WHAT YOU NEED TO DO →
In the material below, find all lines with the string "mean" and copy them.
DATA FOR THIS TASK start
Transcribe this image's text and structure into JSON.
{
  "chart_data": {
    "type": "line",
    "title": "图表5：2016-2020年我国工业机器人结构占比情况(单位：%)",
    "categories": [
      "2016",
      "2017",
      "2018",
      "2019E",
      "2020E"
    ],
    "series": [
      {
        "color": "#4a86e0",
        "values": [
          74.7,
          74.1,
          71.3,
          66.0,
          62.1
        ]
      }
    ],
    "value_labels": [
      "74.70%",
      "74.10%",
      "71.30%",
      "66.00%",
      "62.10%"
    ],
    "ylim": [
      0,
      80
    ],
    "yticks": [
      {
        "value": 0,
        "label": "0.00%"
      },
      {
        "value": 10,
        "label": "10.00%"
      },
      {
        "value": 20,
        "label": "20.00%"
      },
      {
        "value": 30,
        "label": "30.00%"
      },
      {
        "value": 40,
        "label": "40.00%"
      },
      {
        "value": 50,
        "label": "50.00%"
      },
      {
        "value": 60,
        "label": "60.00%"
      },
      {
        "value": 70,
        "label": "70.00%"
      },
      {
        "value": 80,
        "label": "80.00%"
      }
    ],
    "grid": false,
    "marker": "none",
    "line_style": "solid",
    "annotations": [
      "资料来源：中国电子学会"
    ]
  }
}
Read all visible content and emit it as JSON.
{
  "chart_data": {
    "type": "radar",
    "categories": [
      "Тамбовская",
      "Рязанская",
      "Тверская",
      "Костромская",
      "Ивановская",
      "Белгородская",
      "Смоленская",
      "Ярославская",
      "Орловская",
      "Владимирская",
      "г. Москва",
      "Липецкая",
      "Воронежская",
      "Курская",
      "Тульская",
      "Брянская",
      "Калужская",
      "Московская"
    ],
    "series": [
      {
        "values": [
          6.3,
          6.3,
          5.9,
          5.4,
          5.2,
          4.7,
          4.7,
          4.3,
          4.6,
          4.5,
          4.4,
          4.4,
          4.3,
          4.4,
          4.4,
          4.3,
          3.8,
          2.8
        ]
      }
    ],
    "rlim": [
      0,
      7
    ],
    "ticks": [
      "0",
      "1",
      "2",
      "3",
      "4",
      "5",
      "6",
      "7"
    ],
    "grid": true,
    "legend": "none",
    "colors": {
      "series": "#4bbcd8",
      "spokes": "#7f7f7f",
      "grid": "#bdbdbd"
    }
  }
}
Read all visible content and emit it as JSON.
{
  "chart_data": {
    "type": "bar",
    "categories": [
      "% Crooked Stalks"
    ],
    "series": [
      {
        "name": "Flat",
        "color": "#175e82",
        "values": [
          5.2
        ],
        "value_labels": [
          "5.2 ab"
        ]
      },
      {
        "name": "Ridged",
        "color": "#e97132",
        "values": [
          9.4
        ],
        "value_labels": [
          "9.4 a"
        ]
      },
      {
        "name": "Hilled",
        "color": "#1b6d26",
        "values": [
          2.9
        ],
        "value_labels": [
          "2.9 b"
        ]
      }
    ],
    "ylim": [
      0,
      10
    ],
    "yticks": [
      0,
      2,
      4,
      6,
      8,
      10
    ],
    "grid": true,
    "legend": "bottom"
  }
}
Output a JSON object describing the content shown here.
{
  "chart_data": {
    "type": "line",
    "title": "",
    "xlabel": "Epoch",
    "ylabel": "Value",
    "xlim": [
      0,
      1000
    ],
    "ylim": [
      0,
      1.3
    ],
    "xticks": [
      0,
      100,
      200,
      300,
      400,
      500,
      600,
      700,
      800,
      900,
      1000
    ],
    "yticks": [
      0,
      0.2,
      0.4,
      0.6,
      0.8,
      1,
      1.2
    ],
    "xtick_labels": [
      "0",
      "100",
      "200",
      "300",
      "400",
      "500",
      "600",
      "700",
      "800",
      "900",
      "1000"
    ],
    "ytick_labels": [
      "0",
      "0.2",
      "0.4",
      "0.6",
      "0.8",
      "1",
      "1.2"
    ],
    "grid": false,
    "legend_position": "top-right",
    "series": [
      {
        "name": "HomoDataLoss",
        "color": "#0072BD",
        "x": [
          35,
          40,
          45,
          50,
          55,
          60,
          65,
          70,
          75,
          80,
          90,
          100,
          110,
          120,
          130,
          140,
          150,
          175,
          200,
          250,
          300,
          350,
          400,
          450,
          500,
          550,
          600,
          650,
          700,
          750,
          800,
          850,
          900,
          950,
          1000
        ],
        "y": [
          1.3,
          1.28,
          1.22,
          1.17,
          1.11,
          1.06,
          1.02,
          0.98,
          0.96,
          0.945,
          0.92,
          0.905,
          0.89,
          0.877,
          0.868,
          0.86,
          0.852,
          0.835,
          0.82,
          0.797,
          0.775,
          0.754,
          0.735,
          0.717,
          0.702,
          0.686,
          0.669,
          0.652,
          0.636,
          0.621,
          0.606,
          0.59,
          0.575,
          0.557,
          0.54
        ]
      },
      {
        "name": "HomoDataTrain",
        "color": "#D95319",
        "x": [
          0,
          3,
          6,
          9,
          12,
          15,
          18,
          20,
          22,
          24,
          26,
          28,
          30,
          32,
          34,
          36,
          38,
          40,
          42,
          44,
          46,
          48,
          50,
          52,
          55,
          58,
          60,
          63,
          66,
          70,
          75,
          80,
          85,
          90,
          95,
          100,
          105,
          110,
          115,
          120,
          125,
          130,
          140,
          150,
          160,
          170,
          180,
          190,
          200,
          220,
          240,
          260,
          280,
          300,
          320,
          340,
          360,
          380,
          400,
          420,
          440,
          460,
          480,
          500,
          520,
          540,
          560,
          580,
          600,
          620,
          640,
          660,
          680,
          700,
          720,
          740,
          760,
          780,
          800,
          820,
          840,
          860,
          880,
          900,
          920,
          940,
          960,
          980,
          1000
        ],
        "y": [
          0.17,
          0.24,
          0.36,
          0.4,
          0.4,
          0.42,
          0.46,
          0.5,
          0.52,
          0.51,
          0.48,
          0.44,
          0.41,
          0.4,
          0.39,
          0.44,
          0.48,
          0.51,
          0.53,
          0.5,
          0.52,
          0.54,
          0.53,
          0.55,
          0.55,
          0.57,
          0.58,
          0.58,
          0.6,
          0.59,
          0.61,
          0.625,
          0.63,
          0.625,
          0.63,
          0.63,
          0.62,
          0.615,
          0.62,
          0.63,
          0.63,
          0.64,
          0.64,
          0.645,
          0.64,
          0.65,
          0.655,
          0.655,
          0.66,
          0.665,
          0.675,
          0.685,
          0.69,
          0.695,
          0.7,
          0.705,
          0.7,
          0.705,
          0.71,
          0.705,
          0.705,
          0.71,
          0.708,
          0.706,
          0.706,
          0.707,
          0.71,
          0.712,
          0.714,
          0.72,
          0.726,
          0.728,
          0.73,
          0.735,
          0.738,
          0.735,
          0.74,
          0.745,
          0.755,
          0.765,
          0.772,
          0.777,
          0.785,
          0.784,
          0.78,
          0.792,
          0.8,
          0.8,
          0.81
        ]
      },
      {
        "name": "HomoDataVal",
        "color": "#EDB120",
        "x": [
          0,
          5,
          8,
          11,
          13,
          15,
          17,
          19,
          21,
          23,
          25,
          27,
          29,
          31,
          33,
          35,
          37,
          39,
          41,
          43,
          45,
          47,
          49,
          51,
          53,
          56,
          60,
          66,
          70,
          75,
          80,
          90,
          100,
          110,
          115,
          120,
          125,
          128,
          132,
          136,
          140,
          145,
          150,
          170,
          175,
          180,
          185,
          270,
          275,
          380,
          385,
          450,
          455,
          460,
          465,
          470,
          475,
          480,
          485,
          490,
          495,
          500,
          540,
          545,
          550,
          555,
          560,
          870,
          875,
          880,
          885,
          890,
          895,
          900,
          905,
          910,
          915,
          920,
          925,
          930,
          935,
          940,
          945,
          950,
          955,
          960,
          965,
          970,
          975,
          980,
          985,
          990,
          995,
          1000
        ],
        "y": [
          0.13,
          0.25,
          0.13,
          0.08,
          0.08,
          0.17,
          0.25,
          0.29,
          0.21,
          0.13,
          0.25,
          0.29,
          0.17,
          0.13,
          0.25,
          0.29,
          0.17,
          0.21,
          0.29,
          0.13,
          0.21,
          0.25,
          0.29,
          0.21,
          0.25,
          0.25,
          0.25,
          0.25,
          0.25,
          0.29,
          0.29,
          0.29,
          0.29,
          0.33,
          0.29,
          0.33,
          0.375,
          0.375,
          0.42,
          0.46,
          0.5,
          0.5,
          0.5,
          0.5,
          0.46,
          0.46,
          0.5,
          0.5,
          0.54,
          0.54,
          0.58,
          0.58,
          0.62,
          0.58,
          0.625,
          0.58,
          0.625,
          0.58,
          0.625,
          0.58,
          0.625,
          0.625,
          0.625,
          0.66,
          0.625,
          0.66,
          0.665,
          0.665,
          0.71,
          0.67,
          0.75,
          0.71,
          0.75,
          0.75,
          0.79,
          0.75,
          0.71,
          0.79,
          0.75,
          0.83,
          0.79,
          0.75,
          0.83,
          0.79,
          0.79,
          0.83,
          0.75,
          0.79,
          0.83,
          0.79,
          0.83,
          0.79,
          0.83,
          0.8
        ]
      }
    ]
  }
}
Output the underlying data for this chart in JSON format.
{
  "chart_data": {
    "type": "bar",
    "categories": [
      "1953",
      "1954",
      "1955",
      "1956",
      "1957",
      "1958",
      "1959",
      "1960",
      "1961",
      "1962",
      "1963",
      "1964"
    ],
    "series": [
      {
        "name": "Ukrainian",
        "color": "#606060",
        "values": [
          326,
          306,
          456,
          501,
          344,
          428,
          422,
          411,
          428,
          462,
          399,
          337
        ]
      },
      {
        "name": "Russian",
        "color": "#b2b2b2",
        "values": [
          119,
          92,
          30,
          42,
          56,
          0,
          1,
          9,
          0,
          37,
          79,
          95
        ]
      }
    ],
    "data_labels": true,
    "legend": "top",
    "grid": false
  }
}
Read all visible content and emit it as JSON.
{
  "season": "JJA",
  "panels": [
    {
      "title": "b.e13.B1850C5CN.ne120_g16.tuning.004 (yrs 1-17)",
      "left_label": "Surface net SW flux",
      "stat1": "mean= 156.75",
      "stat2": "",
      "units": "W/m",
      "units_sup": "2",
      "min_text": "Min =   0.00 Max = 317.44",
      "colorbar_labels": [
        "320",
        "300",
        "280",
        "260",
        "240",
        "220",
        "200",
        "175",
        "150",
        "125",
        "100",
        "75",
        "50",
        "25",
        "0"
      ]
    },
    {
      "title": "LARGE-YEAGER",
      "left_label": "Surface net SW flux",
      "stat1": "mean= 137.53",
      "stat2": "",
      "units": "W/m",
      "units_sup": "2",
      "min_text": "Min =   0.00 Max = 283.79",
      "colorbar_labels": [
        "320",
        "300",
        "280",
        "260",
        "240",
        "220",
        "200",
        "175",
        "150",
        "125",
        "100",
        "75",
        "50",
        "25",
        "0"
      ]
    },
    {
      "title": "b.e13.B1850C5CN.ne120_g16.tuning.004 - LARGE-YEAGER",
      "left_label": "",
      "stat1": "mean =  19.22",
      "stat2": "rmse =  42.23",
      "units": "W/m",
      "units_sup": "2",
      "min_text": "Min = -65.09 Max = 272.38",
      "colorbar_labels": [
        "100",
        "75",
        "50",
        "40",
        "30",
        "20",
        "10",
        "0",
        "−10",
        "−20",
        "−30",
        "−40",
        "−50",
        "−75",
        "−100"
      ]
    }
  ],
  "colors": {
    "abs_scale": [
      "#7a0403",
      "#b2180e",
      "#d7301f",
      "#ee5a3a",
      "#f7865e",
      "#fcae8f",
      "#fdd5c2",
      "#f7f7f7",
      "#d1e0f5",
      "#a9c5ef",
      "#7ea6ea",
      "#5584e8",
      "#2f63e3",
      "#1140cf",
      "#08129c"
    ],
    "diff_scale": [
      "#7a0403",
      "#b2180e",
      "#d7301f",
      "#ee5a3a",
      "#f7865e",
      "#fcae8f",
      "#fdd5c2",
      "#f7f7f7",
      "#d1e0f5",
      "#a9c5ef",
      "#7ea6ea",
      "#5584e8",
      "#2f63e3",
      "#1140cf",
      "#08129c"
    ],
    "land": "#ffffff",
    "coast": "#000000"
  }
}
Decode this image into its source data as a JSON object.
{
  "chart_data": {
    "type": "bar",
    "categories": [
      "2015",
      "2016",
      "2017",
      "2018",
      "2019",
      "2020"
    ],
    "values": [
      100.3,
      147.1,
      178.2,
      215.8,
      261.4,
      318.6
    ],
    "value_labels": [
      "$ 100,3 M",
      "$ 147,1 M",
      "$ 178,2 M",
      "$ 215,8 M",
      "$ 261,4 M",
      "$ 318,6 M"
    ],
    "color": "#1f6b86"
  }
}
DATA FOR THIS TASK end
RESPONSE →
      "stat1": "mean= 156.75",
      "stat1": "mean= 137.53",
      "stat1": "mean =  19.22",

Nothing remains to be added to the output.